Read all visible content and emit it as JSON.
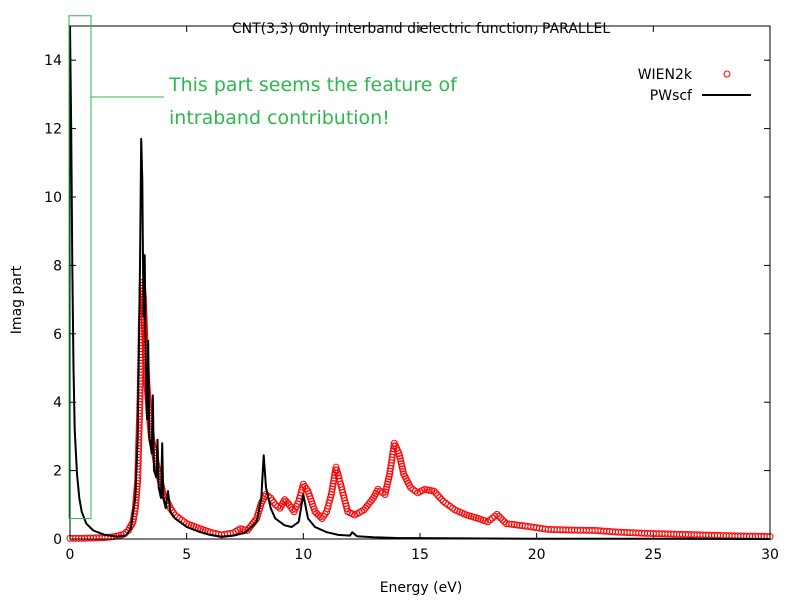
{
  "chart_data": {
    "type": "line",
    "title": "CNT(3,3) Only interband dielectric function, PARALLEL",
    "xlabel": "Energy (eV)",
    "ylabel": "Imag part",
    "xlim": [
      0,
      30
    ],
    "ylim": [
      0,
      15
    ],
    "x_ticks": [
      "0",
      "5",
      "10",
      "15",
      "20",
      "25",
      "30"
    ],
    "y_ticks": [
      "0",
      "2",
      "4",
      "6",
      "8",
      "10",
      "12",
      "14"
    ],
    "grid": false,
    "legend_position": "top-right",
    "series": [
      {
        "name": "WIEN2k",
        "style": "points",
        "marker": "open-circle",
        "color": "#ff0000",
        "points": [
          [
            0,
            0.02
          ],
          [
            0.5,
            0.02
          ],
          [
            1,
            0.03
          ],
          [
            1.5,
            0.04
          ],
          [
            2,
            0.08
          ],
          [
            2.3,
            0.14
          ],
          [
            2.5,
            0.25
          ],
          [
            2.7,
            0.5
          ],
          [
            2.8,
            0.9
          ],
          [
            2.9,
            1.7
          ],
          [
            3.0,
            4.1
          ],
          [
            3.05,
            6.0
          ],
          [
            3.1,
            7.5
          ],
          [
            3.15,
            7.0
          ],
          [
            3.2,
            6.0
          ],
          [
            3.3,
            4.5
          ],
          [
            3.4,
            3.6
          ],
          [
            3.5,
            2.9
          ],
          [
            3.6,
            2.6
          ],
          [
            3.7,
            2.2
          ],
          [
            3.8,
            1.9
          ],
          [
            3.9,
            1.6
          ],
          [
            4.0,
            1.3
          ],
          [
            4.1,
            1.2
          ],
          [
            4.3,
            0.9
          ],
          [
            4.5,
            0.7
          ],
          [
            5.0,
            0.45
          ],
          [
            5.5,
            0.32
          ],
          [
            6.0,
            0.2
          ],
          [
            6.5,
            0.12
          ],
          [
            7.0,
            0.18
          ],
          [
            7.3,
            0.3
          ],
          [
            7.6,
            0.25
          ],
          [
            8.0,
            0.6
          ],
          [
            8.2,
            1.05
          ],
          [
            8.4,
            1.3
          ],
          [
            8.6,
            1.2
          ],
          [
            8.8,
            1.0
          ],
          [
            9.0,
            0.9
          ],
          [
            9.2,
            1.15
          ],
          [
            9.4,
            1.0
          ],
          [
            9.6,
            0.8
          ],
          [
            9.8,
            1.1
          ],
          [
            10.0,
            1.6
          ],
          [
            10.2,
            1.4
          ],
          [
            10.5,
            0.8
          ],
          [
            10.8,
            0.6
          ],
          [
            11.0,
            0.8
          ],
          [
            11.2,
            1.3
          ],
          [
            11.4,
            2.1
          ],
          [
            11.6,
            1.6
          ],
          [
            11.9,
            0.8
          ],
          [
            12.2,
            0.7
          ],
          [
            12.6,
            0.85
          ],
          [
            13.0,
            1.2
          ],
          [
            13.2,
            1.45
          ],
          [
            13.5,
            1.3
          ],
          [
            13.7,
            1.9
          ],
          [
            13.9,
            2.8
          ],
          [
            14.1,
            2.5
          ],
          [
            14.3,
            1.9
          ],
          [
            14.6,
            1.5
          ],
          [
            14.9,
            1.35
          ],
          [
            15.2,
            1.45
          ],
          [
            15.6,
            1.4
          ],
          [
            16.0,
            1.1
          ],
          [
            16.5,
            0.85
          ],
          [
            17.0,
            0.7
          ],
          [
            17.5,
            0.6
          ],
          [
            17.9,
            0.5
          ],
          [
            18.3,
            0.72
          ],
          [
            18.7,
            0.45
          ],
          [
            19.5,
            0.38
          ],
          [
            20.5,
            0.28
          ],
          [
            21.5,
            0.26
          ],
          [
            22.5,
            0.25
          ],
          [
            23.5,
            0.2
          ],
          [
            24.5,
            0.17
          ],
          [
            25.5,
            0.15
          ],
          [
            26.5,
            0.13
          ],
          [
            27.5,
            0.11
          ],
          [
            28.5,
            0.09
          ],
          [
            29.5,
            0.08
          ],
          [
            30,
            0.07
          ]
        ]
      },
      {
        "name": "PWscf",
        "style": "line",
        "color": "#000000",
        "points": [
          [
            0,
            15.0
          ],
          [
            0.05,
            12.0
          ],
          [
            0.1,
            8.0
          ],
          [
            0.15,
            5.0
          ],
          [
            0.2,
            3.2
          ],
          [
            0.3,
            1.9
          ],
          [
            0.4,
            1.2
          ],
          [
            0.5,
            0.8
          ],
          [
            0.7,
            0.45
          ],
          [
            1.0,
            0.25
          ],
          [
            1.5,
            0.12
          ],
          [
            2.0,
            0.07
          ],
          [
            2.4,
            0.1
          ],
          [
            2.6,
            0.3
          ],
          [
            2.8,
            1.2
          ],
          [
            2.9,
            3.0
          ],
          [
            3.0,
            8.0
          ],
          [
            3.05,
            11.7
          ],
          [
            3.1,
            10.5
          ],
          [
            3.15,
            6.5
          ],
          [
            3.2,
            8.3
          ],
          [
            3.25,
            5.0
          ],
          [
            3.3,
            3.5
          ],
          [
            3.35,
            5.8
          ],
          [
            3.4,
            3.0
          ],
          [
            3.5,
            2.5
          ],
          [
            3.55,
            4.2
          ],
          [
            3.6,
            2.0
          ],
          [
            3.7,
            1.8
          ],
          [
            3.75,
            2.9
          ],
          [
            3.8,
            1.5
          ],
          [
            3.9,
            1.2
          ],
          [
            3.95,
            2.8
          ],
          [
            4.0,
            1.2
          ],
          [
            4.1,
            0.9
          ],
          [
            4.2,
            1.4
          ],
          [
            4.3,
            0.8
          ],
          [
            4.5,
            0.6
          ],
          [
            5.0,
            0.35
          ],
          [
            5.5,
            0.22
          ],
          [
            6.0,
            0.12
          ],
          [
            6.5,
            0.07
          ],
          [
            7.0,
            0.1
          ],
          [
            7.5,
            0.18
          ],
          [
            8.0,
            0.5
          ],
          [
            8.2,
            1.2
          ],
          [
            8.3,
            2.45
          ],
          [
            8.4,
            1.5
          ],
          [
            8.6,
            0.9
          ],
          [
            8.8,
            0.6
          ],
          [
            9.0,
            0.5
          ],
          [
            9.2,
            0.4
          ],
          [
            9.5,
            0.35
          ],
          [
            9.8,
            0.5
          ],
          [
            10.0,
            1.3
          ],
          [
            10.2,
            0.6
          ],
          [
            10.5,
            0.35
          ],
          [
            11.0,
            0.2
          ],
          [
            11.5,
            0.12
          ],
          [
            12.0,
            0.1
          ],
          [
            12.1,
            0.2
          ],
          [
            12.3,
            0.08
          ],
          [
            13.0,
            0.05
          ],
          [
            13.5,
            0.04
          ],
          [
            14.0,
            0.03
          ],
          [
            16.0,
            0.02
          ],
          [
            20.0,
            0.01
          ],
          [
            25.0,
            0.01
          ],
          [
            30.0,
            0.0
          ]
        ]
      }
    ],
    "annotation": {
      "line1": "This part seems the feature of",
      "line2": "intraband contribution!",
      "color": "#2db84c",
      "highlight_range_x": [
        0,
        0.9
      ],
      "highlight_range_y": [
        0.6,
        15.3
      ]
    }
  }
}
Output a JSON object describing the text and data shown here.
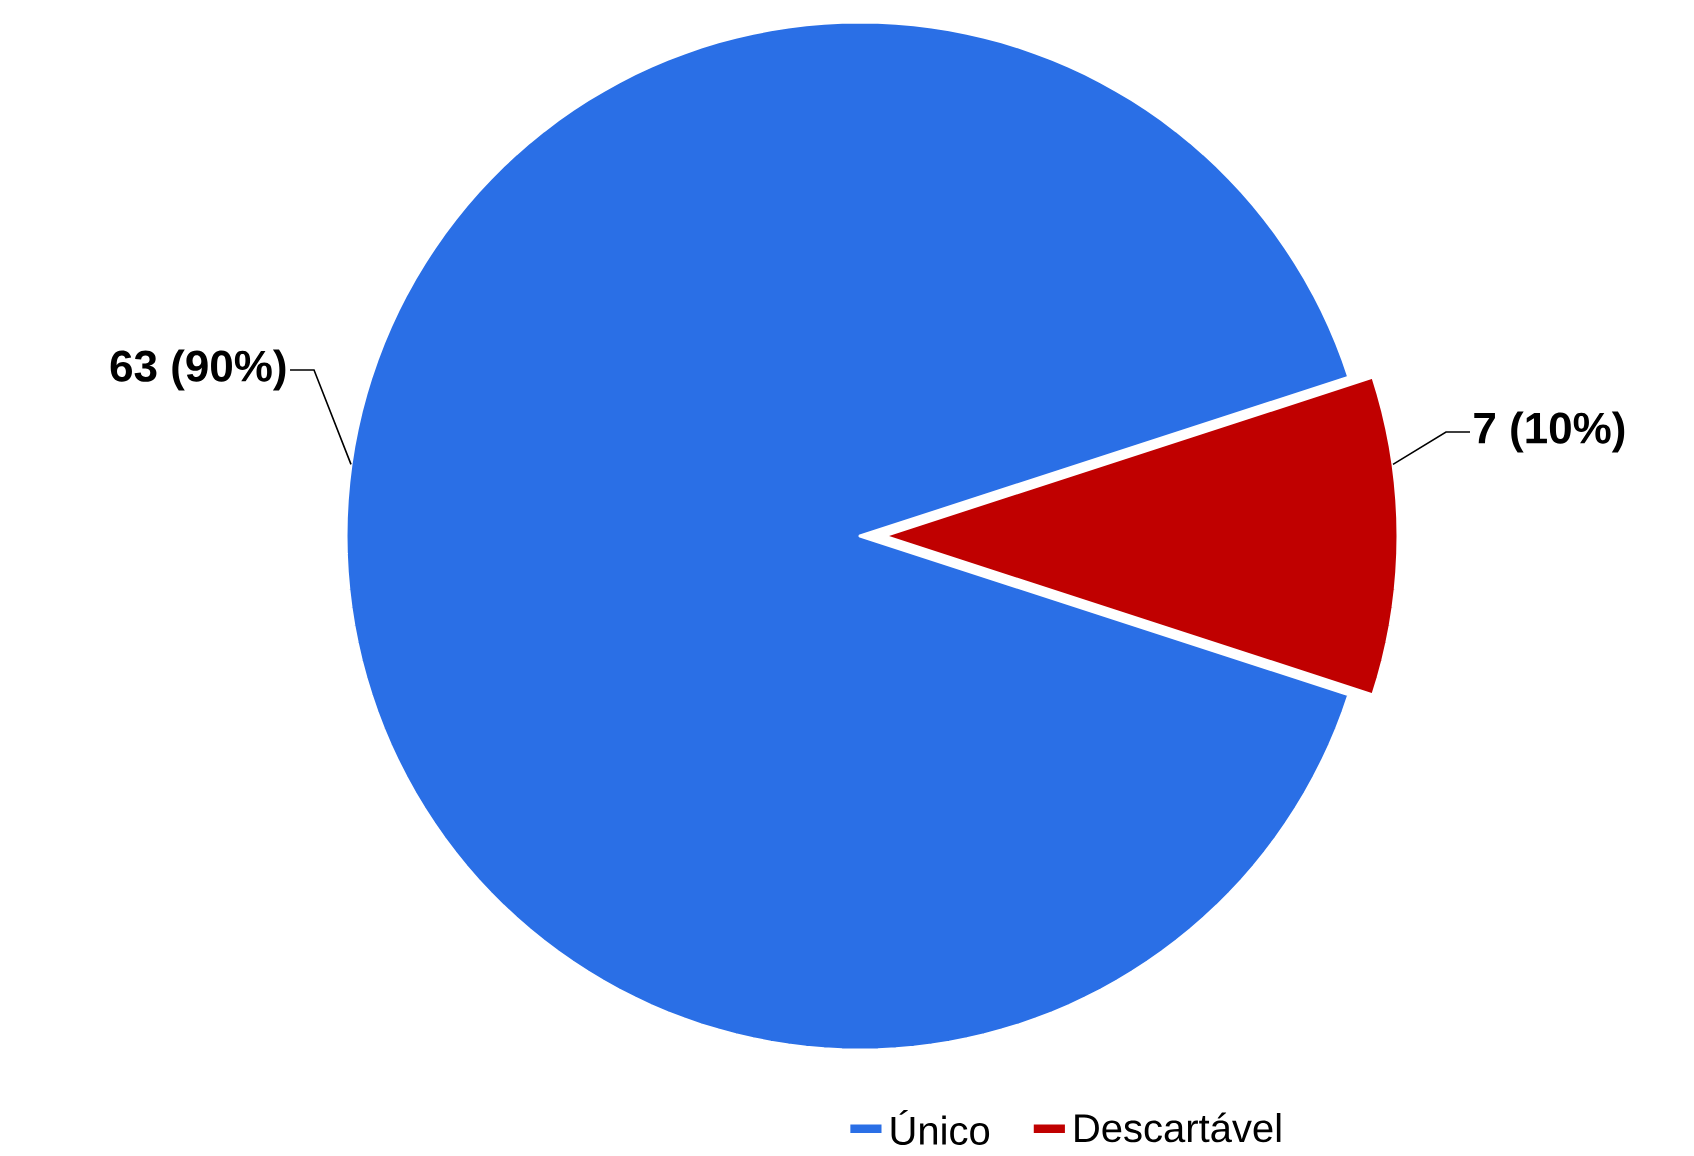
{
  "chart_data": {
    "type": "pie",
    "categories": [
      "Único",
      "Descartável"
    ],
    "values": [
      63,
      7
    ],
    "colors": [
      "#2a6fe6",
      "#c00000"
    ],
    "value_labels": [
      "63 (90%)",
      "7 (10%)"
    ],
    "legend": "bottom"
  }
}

▬▬▬▬▬▬▬▬▬▬

Short problem.
All the lines above are to be given again exactly as they read, with the pictures removed.

Written reply.
Read all visible content and emit it as JSON.
{
  "chart_data": {
    "type": "line",
    "title": "CNT(3,3) Only interband dielectric function, PARALLEL",
    "xlabel": "Energy (eV)",
    "ylabel": "Imag part",
    "xlim": [
      0,
      30
    ],
    "ylim": [
      0,
      15
    ],
    "x_ticks": [
      "0",
      "5",
      "10",
      "15",
      "20",
      "25",
      "30"
    ],
    "y_ticks": [
      "0",
      "2",
      "4",
      "6",
      "8",
      "10",
      "12",
      "14"
    ],
    "grid": false,
    "legend_position": "top-right",
    "series": [
      {
        "name": "WIEN2k",
        "style": "points",
        "marker": "open-circle",
        "color": "#ff0000",
        "points": [
          [
            0,
            0.02
          ],
          [
            0.5,
            0.02
          ],
          [
            1,
            0.03
          ],
          [
            1.5,
            0.04
          ],
          [
            2,
            0.08
          ],
          [
            2.3,
            0.14
          ],
          [
            2.5,
            0.25
          ],
          [
            2.7,
            0.5
          ],
          [
            2.8,
            0.9
          ],
          [
            2.9,
            1.7
          ],
          [
            3.0,
            4.1
          ],
          [
            3.05,
            6.0
          ],
          [
            3.1,
            7.5
          ],
          [
            3.15,
            7.0
          ],
          [
            3.2,
            6.0
          ],
          [
            3.3,
            4.5
          ],
          [
            3.4,
            3.6
          ],
          [
            3.5,
            2.9
          ],
          [
            3.6,
            2.6
          ],
          [
            3.7,
            2.2
          ],
          [
            3.8,
            1.9
          ],
          [
            3.9,
            1.6
          ],
          [
            4.0,
            1.3
          ],
          [
            4.1,
            1.2
          ],
          [
            4.3,
            0.9
          ],
          [
            4.5,
            0.7
          ],
          [
            5.0,
            0.45
          ],
          [
            5.5,
            0.32
          ],
          [
            6.0,
            0.2
          ],
          [
            6.5,
            0.12
          ],
          [
            7.0,
            0.18
          ],
          [
            7.3,
            0.3
          ],
          [
            7.6,
            0.25
          ],
          [
            8.0,
            0.6
          ],
          [
            8.2,
            1.05
          ],
          [
            8.4,
            1.3
          ],
          [
            8.6,
            1.2
          ],
          [
            8.8,
            1.0
          ],
          [
            9.0,
            0.9
          ],
          [
            9.2,
            1.15
          ],
          [
            9.4,
            1.0
          ],
          [
            9.6,
            0.8
          ],
          [
            9.8,
            1.1
          ],
          [
            10.0,
            1.6
          ],
          [
            10.2,
            1.4
          ],
          [
            10.5,
            0.8
          ],
          [
            10.8,
            0.6
          ],
          [
            11.0,
            0.8
          ],
          [
            11.2,
            1.3
          ],
          [
            11.4,
            2.1
          ],
          [
            11.6,
            1.6
          ],
          [
            11.9,
            0.8
          ],
          [
            12.2,
            0.7
          ],
          [
            12.6,
            0.85
          ],
          [
            13.0,
            1.2
          ],
          [
            13.2,
            1.45
          ],
          [
            13.5,
            1.3
          ],
          [
            13.7,
            1.9
          ],
          [
            13.9,
            2.8
          ],
          [
            14.1,
            2.5
          ],
          [
            14.3,
            1.9
          ],
          [
            14.6,
            1.5
          ],
          [
            14.9,
            1.35
          ],
          [
            15.2,
            1.45
          ],
          [
            15.6,
            1.4
          ],
          [
            16.0,
            1.1
          ],
          [
            16.5,
            0.85
          ],
          [
            17.0,
            0.7
          ],
          [
            17.5,
            0.6
          ],
          [
            17.9,
            0.5
          ],
          [
            18.3,
            0.72
          ],
          [
            18.7,
            0.45
          ],
          [
            19.5,
            0.38
          ],
          [
            20.5,
            0.28
          ],
          [
            21.5,
            0.26
          ],
          [
            22.5,
            0.25
          ],
          [
            23.5,
            0.2
          ],
          [
            24.5,
            0.17
          ],
          [
            25.5,
            0.15
          ],
          [
            26.5,
            0.13
          ],
          [
            27.5,
            0.11
          ],
          [
            28.5,
            0.09
          ],
          [
            29.5,
            0.08
          ],
          [
            30,
            0.07
          ]
        ]
      },
      {
        "name": "PWscf",
        "style": "line",
        "color": "#000000",
        "points": [
          [
            0,
            15.0
          ],
          [
            0.05,
            12.0
          ],
          [
            0.1,
            8.0
          ],
          [
            0.15,
            5.0
          ],
          [
            0.2,
            3.2
          ],
          [
            0.3,
            1.9
          ],
          [
            0.4,
            1.2
          ],
          [
            0.5,
            0.8
          ],
          [
            0.7,
            0.45
          ],
          [
            1.0,
            0.25
          ],
          [
            1.5,
            0.12
          ],
          [
            2.0,
            0.07
          ],
          [
            2.4,
            0.1
          ],
          [
            2.6,
            0.3
          ],
          [
            2.8,
            1.2
          ],
          [
            2.9,
            3.0
          ],
          [
            3.0,
            8.0
          ],
          [
            3.05,
            11.7
          ],
          [
            3.1,
            10.5
          ],
          [
            3.15,
            6.5
          ],
          [
            3.2,
            8.3
          ],
          [
            3.25,
            5.0
          ],
          [
            3.3,
            3.5
          ],
          [
            3.35,
            5.8
          ],
          [
            3.4,
            3.0
          ],
          [
            3.5,
            2.5
          ],
          [
            3.55,
            4.2
          ],
          [
            3.6,
            2.0
          ],
          [
            3.7,
            1.8
          ],
          [
            3.75,
            2.9
          ],
          [
            3.8,
            1.5
          ],
          [
            3.9,
            1.2
          ],
          [
            3.95,
            2.8
          ],
          [
            4.0,
            1.2
          ],
          [
            4.1,
            0.9
          ],
          [
            4.2,
            1.4
          ],
          [
            4.3,
            0.8
          ],
          [
            4.5,
            0.6
          ],
          [
            5.0,
            0.35
          ],
          [
            5.5,
            0.22
          ],
          [
            6.0,
            0.12
          ],
          [
            6.5,
            0.07
          ],
          [
            7.0,
            0.1
          ],
          [
            7.5,
            0.18
          ],
          [
            8.0,
            0.5
          ],
          [
            8.2,
            1.2
          ],
          [
            8.3,
            2.45
          ],
          [
            8.4,
            1.5
          ],
          [
            8.6,
            0.9
          ],
          [
            8.8,
            0.6
          ],
          [
            9.0,
            0.5
          ],
          [
            9.2,
            0.4
          ],
          [
            9.5,
            0.35
          ],
          [
            9.8,
            0.5
          ],
          [
            10.0,
            1.3
          ],
          [
            10.2,
            0.6
          ],
          [
            10.5,
            0.35
          ],
          [
            11.0,
            0.2
          ],
          [
            11.5,
            0.12
          ],
          [
            12.0,
            0.1
          ],
          [
            12.1,
            0.2
          ],
          [
            12.3,
            0.08
          ],
          [
            13.0,
            0.05
          ],
          [
            13.5,
            0.04
          ],
          [
            14.0,
            0.03
          ],
          [
            16.0,
            0.02
          ],
          [
            20.0,
            0.01
          ],
          [
            25.0,
            0.01
          ],
          [
            30.0,
            0.0
          ]
        ]
      }
    ],
    "annotation": {
      "line1": "This part seems the feature of",
      "line2": "intraband contribution!",
      "color": "#2db84c",
      "highlight_range_x": [
        0,
        0.9
      ],
      "highlight_range_y": [
        0.6,
        15.3
      ]
    }
  }
}
Output a JSON object describing the text and data shown here.
{
  "chart_data": {
    "type": "pie",
    "categories": [
      "Único",
      "Descartável"
    ],
    "values": [
      63,
      7
    ],
    "colors": [
      "#2a6fe6",
      "#c00000"
    ],
    "value_labels": [
      "63 (90%)",
      "7 (10%)"
    ],
    "legend": "bottom"
  }
}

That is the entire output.